Alkisah Nasi Bebek

Sebagai aktivis HMI level pusat, saya termasuk yang tidak beruntung. Meski posisi saya masuk presidium, tetap saja tidak pandai menjual potensi untuk menjadi duit. Berbeda dengan teman-teman yang kecerdasannya melebihi rata-rata. Mereka mampu mengais rezeki melebihi gaji PNS golongan IV/a sekali pun dalam sebulan. 

Karena keterbatasan itu, saya lebih sering nyungsep di kosan. Menunggu keajaiban yang datang dari sms atau bbm, kali’ ada hari ini ada yang berbaik hati untuk sekedar mentraktir ngopi-ngopi sekalian makan malam. Beberapa teman selain cerdas mengais rezeki juga cerdas mengumbar kehebatannya. Usai menggolontorkan kocek senior, politisi, orang penting,penguasa atau siapa pun, mereka suka mengajak teman-teman yang kurang beruntung seperti saya untuk ngopi-ngopi dan menceritakan strategi demi strategi mereka dalam upaya meningkatkan nominal rekening di ATM mereka. Di satu sisi, ini peluangku. Saya bersedia menjadi pendengar yang loyal dan disayang para pejuang-pejuang ini.

Bahan yang Disediakan -
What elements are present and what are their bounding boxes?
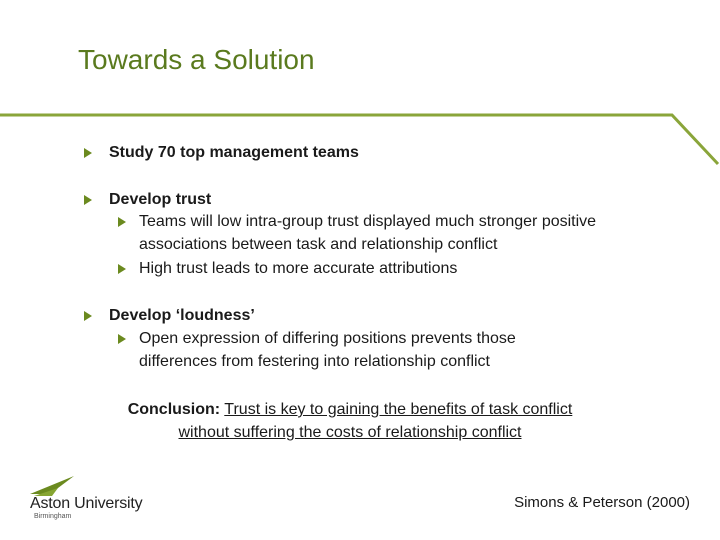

Daftar Tugas -
A. Kutip dari kisah nasi bebek seluruh bagian mulai dari "Alkisah Nasi Bebek" turun hingga "pun dalam sebulan.".
B. Lanjutkan kisah nasi bebek dari kalimat terakhirnya.
Baris-baris data ini diambil dari sumber yang berbeda.

Hasil Tiap Tugas -
A.
Alkisah Nasi Bebek

Sebagai aktivis HMI level pusat, saya termasuk yang tidak beruntung. Meski posisi saya masuk presidium, tetap saja tidak pandai menjual potensi untuk menjadi duit. Berbeda dengan teman-teman yang kecerdasannya melebihi rata-rata. Mereka mampu mengais rezeki melebihi gaji PNS golongan IV/a sekali pun dalam sebulan.

B.
Jadilah saya seorang pendengar setia. Selain mendengar, saya juga pemuji yang ulung. Dan para pejuang ini doyan sama kawan-kawan yang gemar memuji. Saya pikir mereka patut diapresiasi. Selain mereka pintar menaklukan Jakarta, mereka sungguh baik hati. Sekali ngopi, saya diservis makan malam, rokok sebungkus plus hot coklat di café berlevel International dan dana tambahan untuk makan siang besok.

Setiap pemberian dana tambahan itu, saya simpan.Buat jaga-jaga, karena tidak setiap sore keberuntungan itu datang. Terkadang hingga lepas isya, sms atau BBM tak kunjung datang. Nah, simpanan itulah penolongnya. Selain sebagai penolong, dana tambahan dari para pejuang juga berfungsi untuk menghilangkan hambarnya malam minggu di studio XXI Megaria atau 21 TIM.
Memang ajakan ngopi disore hari itu tidak selamanya gratis. Saya termasuk yang mahfum soal teori-teori social, strategi politik, atau konsep-konsep yang layak dijual, begitu menurut sebagian besar teman-teman pejuang itu. Jadi ketika mereka dapat orderan, saya-lah kawan yang tepat untuk diajak diskusi, barang apa yang harus dijual pada user yang meng-order.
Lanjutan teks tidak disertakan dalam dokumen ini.